(Collected data)
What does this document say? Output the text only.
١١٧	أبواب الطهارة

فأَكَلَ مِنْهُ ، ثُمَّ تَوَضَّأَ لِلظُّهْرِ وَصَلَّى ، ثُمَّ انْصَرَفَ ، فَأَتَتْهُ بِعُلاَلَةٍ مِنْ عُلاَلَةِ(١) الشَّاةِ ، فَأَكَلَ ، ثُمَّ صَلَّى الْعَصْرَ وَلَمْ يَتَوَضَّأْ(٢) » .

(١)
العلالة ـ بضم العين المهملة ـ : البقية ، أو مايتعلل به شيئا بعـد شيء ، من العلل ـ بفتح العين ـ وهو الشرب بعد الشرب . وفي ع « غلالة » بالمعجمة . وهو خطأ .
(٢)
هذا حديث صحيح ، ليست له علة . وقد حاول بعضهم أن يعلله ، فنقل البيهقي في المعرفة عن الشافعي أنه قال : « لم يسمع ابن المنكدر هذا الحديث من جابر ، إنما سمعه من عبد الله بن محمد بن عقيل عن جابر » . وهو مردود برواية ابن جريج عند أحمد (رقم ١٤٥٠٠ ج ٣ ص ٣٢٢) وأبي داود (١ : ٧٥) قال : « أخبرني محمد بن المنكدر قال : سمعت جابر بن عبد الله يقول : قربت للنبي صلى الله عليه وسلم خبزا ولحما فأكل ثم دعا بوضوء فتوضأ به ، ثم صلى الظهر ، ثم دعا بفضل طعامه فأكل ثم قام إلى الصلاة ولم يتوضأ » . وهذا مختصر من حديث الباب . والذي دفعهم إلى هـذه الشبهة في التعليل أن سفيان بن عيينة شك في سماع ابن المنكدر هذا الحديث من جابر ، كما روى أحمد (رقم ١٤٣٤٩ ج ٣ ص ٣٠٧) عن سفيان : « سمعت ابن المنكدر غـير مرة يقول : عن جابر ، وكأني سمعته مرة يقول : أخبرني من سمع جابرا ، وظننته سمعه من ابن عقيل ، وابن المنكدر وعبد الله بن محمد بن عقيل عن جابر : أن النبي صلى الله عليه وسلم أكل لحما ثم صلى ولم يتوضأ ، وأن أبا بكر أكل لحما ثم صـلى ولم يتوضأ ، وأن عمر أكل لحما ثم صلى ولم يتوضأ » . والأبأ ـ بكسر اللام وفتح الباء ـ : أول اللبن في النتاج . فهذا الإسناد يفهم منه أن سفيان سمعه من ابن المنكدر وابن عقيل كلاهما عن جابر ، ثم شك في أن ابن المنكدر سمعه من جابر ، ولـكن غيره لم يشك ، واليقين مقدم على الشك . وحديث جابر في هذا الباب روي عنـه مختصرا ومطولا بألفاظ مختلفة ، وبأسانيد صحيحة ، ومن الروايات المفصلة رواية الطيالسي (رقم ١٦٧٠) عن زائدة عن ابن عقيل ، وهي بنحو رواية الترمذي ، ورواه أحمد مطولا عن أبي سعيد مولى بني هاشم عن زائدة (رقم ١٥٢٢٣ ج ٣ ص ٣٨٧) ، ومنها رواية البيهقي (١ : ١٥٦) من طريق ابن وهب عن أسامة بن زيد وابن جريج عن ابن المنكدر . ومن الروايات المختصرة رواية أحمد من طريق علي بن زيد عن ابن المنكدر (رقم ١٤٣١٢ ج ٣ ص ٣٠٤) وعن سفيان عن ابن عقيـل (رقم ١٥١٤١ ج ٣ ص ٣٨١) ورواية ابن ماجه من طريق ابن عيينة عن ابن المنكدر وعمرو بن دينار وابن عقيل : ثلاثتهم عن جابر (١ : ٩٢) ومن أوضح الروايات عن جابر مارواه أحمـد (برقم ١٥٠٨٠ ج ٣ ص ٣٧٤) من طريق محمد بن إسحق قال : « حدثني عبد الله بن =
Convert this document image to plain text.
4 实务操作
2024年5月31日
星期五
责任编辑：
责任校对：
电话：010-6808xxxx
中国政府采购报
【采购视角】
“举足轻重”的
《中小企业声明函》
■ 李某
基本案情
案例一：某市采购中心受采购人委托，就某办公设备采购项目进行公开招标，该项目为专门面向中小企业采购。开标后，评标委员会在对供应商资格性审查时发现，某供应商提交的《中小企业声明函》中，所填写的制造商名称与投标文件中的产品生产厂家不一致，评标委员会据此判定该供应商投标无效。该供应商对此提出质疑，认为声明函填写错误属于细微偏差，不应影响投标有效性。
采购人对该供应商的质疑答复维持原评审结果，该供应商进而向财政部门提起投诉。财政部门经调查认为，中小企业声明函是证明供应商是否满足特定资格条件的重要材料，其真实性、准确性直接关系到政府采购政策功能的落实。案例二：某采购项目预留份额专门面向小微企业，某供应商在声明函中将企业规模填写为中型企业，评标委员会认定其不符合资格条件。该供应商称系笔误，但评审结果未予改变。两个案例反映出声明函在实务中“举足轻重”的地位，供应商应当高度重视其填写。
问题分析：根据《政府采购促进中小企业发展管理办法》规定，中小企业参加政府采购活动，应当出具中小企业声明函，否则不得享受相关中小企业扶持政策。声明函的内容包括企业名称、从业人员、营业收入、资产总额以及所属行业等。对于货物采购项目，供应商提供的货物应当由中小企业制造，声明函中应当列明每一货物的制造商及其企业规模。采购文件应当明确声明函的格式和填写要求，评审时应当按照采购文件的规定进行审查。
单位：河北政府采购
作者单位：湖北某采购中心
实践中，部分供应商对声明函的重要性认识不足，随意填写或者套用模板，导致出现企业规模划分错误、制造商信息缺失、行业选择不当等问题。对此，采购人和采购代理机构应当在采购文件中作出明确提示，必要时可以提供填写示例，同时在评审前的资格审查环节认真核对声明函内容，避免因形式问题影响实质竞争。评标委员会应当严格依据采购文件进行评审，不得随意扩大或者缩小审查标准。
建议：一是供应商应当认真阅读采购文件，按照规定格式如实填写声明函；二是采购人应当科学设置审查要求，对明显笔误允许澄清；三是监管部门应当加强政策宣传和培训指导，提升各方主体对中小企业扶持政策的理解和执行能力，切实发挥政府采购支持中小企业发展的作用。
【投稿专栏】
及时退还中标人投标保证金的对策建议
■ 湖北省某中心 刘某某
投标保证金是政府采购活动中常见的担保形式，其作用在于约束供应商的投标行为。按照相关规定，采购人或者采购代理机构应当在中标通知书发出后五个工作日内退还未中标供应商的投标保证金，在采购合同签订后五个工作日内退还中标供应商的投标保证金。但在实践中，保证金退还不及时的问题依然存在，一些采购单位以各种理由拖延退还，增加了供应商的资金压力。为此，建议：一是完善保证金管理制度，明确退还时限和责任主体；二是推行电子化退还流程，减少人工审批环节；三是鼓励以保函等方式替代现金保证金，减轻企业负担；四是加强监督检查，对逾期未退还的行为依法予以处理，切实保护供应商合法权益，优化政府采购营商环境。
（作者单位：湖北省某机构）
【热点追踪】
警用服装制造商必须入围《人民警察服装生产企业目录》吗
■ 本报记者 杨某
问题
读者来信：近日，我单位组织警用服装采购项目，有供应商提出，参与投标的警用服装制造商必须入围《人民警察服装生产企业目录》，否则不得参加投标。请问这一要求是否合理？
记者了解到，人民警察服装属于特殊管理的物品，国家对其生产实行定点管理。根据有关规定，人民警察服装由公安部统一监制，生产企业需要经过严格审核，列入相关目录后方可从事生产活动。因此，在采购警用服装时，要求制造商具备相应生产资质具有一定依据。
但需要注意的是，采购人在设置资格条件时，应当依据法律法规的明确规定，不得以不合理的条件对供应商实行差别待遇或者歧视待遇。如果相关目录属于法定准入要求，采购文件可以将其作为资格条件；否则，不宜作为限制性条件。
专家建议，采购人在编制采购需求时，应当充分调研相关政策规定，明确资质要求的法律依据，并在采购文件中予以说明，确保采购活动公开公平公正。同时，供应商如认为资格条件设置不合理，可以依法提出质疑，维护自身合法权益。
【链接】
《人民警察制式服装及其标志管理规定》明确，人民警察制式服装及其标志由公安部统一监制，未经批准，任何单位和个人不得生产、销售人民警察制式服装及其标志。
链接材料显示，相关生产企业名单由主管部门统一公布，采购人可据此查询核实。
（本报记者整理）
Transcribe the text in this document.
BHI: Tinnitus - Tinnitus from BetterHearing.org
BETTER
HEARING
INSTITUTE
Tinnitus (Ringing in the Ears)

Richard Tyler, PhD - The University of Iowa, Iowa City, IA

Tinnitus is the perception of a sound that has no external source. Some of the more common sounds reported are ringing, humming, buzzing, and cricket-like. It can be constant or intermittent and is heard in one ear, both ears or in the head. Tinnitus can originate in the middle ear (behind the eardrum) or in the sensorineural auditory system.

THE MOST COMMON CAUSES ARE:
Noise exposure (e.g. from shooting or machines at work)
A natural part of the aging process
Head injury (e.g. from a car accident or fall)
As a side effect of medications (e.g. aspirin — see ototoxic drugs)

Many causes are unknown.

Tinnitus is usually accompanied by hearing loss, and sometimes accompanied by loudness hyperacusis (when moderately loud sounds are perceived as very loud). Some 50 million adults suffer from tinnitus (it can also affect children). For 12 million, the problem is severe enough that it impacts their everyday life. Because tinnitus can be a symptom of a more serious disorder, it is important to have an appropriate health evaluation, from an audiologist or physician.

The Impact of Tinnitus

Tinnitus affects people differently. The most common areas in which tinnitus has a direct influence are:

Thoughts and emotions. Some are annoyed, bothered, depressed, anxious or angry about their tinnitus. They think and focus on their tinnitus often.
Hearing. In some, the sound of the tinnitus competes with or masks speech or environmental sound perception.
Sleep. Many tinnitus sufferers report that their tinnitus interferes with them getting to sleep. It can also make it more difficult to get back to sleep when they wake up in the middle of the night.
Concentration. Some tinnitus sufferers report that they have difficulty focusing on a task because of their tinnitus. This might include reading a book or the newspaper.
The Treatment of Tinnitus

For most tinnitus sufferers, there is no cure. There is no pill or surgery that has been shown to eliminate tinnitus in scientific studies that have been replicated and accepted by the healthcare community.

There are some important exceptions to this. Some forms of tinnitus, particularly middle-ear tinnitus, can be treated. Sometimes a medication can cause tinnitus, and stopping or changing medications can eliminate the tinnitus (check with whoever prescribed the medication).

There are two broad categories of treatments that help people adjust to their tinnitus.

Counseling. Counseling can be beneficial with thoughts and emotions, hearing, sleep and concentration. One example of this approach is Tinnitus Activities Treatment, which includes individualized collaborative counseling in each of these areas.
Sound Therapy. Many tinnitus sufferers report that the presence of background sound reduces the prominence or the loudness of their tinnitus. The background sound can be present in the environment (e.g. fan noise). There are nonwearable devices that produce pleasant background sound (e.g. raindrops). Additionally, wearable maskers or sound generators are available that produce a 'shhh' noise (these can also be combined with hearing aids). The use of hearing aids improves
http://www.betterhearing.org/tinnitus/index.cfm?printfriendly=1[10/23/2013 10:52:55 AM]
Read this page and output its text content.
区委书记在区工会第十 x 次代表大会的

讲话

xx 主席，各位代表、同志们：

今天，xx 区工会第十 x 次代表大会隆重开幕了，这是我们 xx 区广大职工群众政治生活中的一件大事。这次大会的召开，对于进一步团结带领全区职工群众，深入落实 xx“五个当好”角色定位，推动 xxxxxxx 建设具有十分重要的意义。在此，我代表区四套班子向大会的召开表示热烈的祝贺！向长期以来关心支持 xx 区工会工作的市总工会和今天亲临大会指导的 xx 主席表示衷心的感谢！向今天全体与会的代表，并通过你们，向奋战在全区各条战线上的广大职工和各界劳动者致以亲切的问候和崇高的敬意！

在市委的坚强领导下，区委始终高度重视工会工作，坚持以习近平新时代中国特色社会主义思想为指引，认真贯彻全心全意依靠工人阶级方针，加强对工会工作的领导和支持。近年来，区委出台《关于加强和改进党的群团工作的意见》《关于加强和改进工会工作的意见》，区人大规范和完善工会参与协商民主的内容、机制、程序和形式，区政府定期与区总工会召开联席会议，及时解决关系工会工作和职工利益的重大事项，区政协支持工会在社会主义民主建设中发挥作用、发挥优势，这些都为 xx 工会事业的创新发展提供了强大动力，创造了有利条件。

PROBLEM TO SOLVE:
Look above for the line containing "Read this page and output its text content."; copy from it through the last line, exactly, and nothing more.

REPLY TO THE EXERCISE:
Read this page and output its text content.
区委书记在区工会第十 x 次代表大会的

讲话

xx 主席，各位代表、同志们：

今天，xx 区工会第十 x 次代表大会隆重开幕了，这是我们 xx 区广大职工群众政治生活中的一件大事。这次大会的召开，对于进一步团结带领全区职工群众，深入落实 xx“五个当好”角色定位，推动 xxxxxxx 建设具有十分重要的意义。在此，我代表区四套班子向大会的召开表示热烈的祝贺！向长期以来关心支持 xx 区工会工作的市总工会和今天亲临大会指导的 xx 主席表示衷心的感谢！向今天全体与会的代表，并通过你们，向奋战在全区各条战线上的广大职工和各界劳动者致以亲切的问候和崇高的敬意！

在市委的坚强领导下，区委始终高度重视工会工作，坚持以习近平新时代中国特色社会主义思想为指引，认真贯彻全心全意依靠工人阶级方针，加强对工会工作的领导和支持。近年来，区委出台《关于加强和改进党的群团工作的意见》《关于加强和改进工会工作的意见》，区人大规范和完善工会参与协商民主的内容、机制、程序和形式，区政府定期与区总工会召开联席会议，及时解决关系工会工作和职工利益的重大事项，区政协支持工会在社会主义民主建设中发挥作用、发挥优势，这些都为 xx 工会事业的创新发展提供了强大动力，创造了有利条件。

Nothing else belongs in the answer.